* [Prompt]: Exactly as written, retype the listing below, omitting the pictures.

**** Given information

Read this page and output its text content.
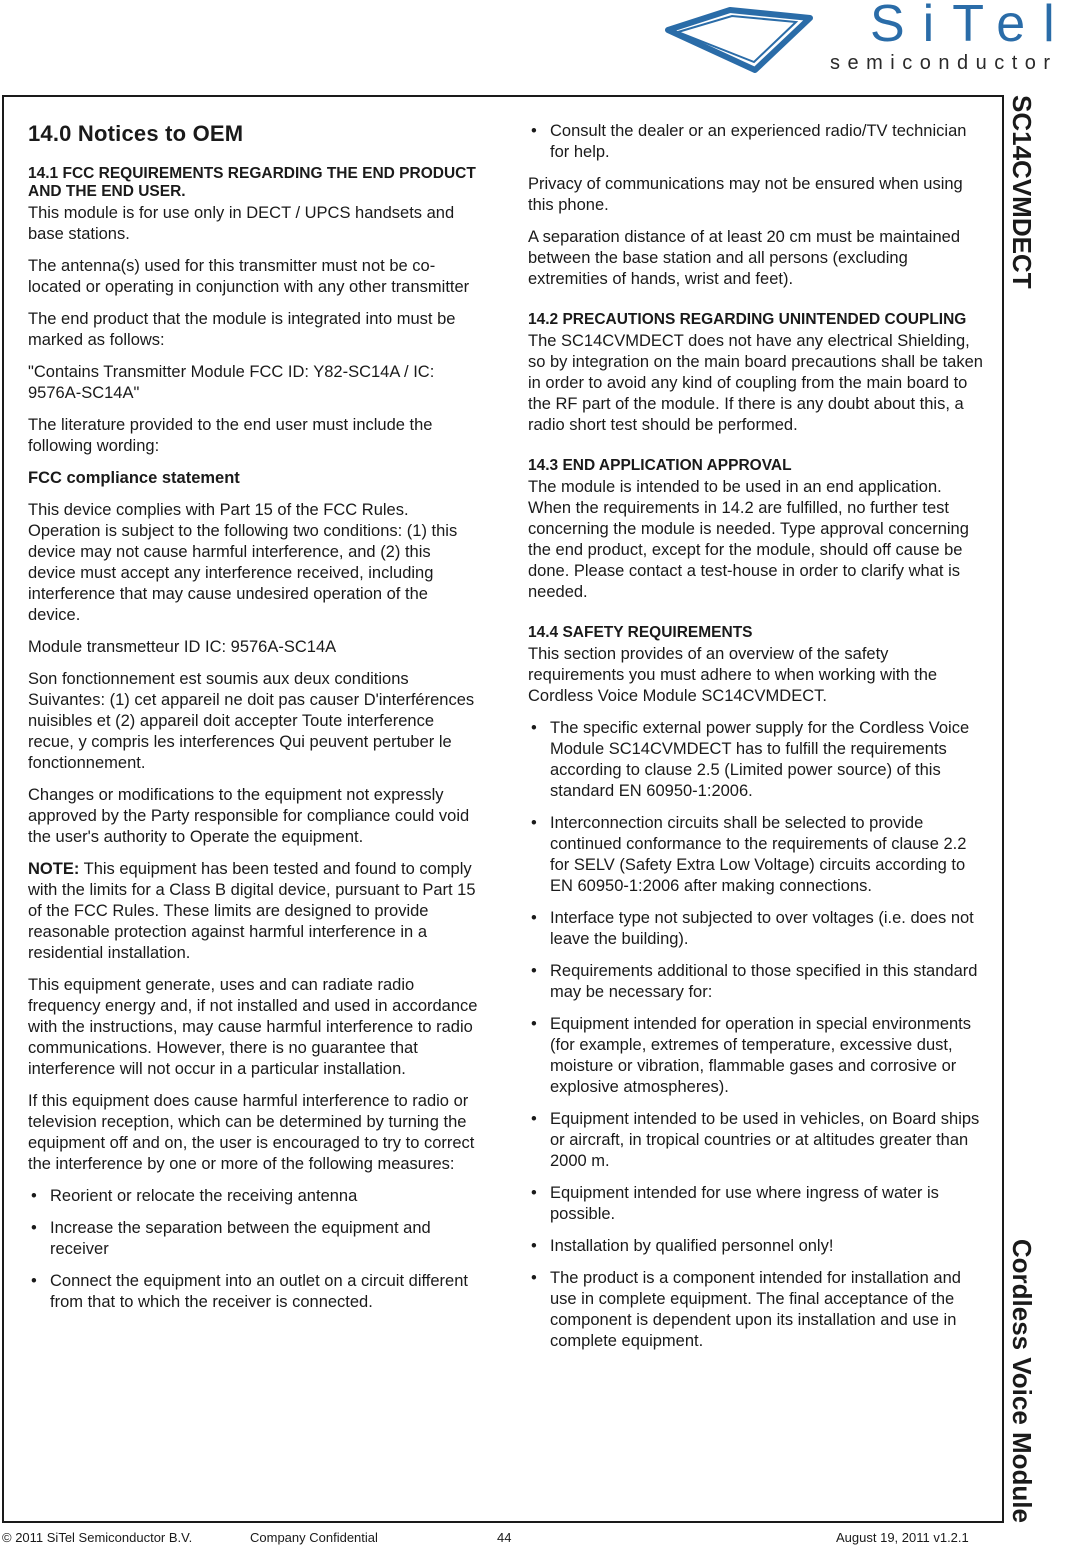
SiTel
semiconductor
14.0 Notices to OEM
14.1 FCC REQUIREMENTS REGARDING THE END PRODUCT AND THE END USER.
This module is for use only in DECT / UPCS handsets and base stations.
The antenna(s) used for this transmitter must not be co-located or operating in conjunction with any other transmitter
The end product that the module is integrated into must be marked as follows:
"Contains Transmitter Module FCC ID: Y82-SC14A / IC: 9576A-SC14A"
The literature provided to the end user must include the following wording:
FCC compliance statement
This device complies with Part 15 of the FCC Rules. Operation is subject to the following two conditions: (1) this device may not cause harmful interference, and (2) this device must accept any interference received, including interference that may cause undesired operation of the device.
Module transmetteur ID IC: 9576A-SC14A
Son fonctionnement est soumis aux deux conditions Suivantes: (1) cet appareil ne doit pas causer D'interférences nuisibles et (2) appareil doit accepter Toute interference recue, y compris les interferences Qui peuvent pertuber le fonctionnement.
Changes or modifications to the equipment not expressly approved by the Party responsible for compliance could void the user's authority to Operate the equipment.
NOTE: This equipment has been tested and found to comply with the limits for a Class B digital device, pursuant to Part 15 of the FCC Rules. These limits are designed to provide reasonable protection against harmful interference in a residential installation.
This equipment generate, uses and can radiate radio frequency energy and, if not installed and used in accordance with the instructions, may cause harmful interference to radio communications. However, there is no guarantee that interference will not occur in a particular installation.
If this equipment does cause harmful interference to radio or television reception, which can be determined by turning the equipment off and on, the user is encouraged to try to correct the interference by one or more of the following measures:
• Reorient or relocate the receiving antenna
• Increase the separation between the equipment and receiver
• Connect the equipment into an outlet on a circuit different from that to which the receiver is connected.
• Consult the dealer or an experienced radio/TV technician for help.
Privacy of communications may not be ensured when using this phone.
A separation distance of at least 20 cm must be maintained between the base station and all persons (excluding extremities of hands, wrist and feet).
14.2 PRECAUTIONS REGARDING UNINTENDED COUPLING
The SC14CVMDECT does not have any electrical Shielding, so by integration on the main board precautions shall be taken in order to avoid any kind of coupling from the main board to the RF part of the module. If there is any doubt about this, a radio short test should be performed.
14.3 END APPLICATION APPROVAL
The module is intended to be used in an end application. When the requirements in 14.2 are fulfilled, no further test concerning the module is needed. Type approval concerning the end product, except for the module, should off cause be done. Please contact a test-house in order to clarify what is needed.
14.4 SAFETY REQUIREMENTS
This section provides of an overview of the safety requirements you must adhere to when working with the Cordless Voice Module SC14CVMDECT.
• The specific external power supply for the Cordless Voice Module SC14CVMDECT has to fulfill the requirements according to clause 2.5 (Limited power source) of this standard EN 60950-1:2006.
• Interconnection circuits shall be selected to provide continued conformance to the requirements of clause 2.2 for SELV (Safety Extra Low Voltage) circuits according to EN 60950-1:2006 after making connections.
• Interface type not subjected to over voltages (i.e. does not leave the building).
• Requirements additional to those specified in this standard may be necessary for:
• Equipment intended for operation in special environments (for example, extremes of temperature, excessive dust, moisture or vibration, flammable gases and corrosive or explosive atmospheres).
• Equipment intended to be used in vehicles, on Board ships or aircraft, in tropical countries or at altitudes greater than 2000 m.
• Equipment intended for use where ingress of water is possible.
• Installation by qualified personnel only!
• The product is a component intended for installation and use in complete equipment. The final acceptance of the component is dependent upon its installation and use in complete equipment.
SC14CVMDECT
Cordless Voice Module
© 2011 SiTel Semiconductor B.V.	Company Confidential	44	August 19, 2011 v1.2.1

********

* [Expected answer]:
Read this page and output its text content.
SiTel
semiconductor
14.0 Notices to OEM
14.1 FCC REQUIREMENTS REGARDING THE END PRODUCT AND THE END USER.
This module is for use only in DECT / UPCS handsets and base stations.
The antenna(s) used for this transmitter must not be co-located or operating in conjunction with any other transmitter
The end product that the module is integrated into must be marked as follows:
"Contains Transmitter Module FCC ID: Y82-SC14A / IC: 9576A-SC14A"
The literature provided to the end user must include the following wording:
FCC compliance statement
This device complies with Part 15 of the FCC Rules. Operation is subject to the following two conditions: (1) this device may not cause harmful interference, and (2) this device must accept any interference received, including interference that may cause undesired operation of the device.
Module transmetteur ID IC: 9576A-SC14A
Son fonctionnement est soumis aux deux conditions Suivantes: (1) cet appareil ne doit pas causer D'interférences nuisibles et (2) appareil doit accepter Toute interference recue, y compris les interferences Qui peuvent pertuber le fonctionnement.
Changes or modifications to the equipment not expressly approved by the Party responsible for compliance could void the user's authority to Operate the equipment.
NOTE: This equipment has been tested and found to comply with the limits for a Class B digital device, pursuant to Part 15 of the FCC Rules. These limits are designed to provide reasonable protection against harmful interference in a residential installation.
This equipment generate, uses and can radiate radio frequency energy and, if not installed and used in accordance with the instructions, may cause harmful interference to radio communications. However, there is no guarantee that interference will not occur in a particular installation.
If this equipment does cause harmful interference to radio or television reception, which can be determined by turning the equipment off and on, the user is encouraged to try to correct the interference by one or more of the following measures:
• Reorient or relocate the receiving antenna
• Increase the separation between the equipment and receiver
• Connect the equipment into an outlet on a circuit different from that to which the receiver is connected.
• Consult the dealer or an experienced radio/TV technician for help.
Privacy of communications may not be ensured when using this phone.
A separation distance of at least 20 cm must be maintained between the base station and all persons (excluding extremities of hands, wrist and feet).
14.2 PRECAUTIONS REGARDING UNINTENDED COUPLING
The SC14CVMDECT does not have any electrical Shielding, so by integration on the main board precautions shall be taken in order to avoid any kind of coupling from the main board to the RF part of the module. If there is any doubt about this, a radio short test should be performed.
14.3 END APPLICATION APPROVAL
The module is intended to be used in an end application. When the requirements in 14.2 are fulfilled, no further test concerning the module is needed. Type approval concerning the end product, except for the module, should off cause be done. Please contact a test-house in order to clarify what is needed.
14.4 SAFETY REQUIREMENTS
This section provides of an overview of the safety requirements you must adhere to when working with the Cordless Voice Module SC14CVMDECT.
• The specific external power supply for the Cordless Voice Module SC14CVMDECT has to fulfill the requirements according to clause 2.5 (Limited power source) of this standard EN 60950-1:2006.
• Interconnection circuits shall be selected to provide continued conformance to the requirements of clause 2.2 for SELV (Safety Extra Low Voltage) circuits according to EN 60950-1:2006 after making connections.
• Interface type not subjected to over voltages (i.e. does not leave the building).
• Requirements additional to those specified in this standard may be necessary for:
• Equipment intended for operation in special environments (for example, extremes of temperature, excessive dust, moisture or vibration, flammable gases and corrosive or explosive atmospheres).
• Equipment intended to be used in vehicles, on Board ships or aircraft, in tropical countries or at altitudes greater than 2000 m.
• Equipment intended for use where ingress of water is possible.
• Installation by qualified personnel only!
• The product is a component intended for installation and use in complete equipment. The final acceptance of the component is dependent upon its installation and use in complete equipment.
SC14CVMDECT
Cordless Voice Module
© 2011 SiTel Semiconductor B.V.	Company Confidential	44	August 19, 2011 v1.2.1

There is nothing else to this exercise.